## PROBLEM REQUIREMENTS:
Your answer should be a single number: the count of lines containing "grid".

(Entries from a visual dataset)

● ● ● ● ● ● ●

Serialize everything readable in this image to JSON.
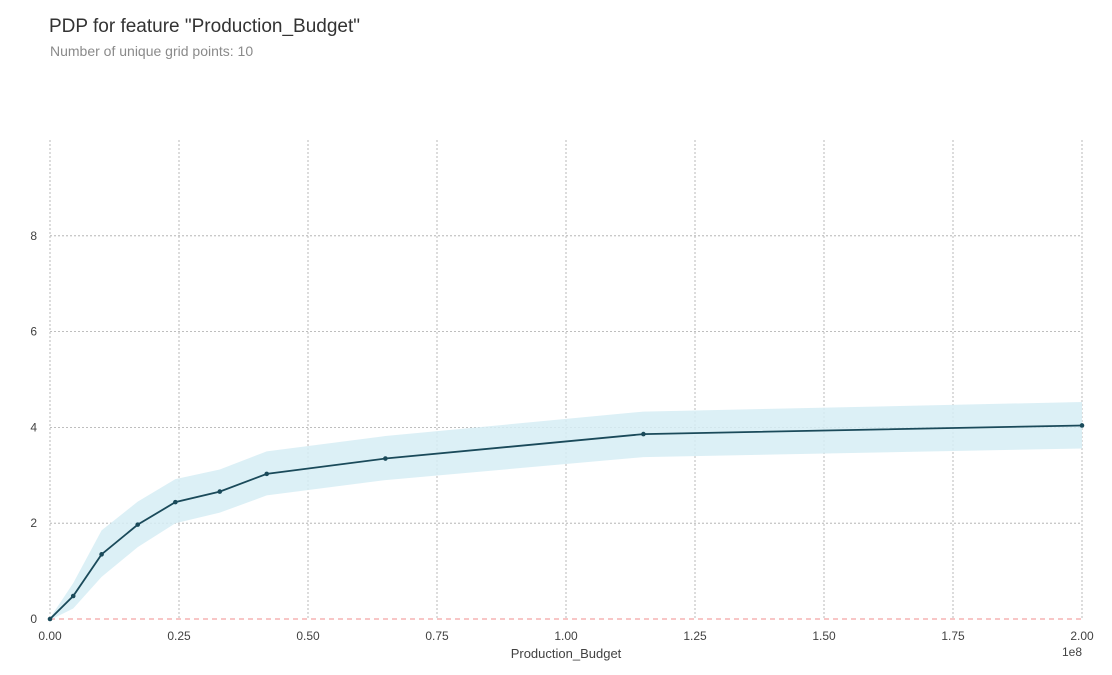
{
  "title": "PDP for feature \"Production_Budget\"",
  "subtitle": "Number of unique grid points: 10",
  "colors": {
    "line": "#1a4a5a",
    "band": "#d6edf5",
    "grid": "#a9a9a9",
    "zero_line": "#f08080"
  },
  "chart_data": {
    "type": "line",
    "xlabel": "Production_Budget",
    "ylabel": "",
    "x_offset_label": "1e8",
    "xlim": [
      0,
      200000000
    ],
    "ylim": [
      0,
      10
    ],
    "x_ticks": [
      0,
      25000000,
      50000000,
      75000000,
      100000000,
      125000000,
      150000000,
      175000000,
      200000000
    ],
    "x_tick_labels": [
      "0.00",
      "0.25",
      "0.50",
      "0.75",
      "1.00",
      "1.25",
      "1.50",
      "1.75",
      "2.00"
    ],
    "y_ticks": [
      0,
      2,
      4,
      6,
      8
    ],
    "y_tick_labels": [
      "0",
      "2",
      "4",
      "6",
      "8"
    ],
    "grid": true,
    "x": [
      0,
      4500000,
      10000000,
      17000000,
      24300000,
      32900000,
      42000000,
      65000000,
      115000000,
      200000000
    ],
    "y": [
      0,
      0.48,
      1.35,
      1.97,
      2.44,
      2.66,
      3.03,
      3.35,
      3.86,
      4.04
    ],
    "band_upper": [
      0.02,
      0.75,
      1.85,
      2.45,
      2.92,
      3.12,
      3.5,
      3.82,
      4.33,
      4.53
    ],
    "band_lower": [
      -0.02,
      0.22,
      0.88,
      1.5,
      2.0,
      2.22,
      2.58,
      2.9,
      3.38,
      3.56
    ],
    "zero_reference": 0
  }
}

● ● ● ● ● ● ●

## ANSWER TO THIS PROBLEM:
3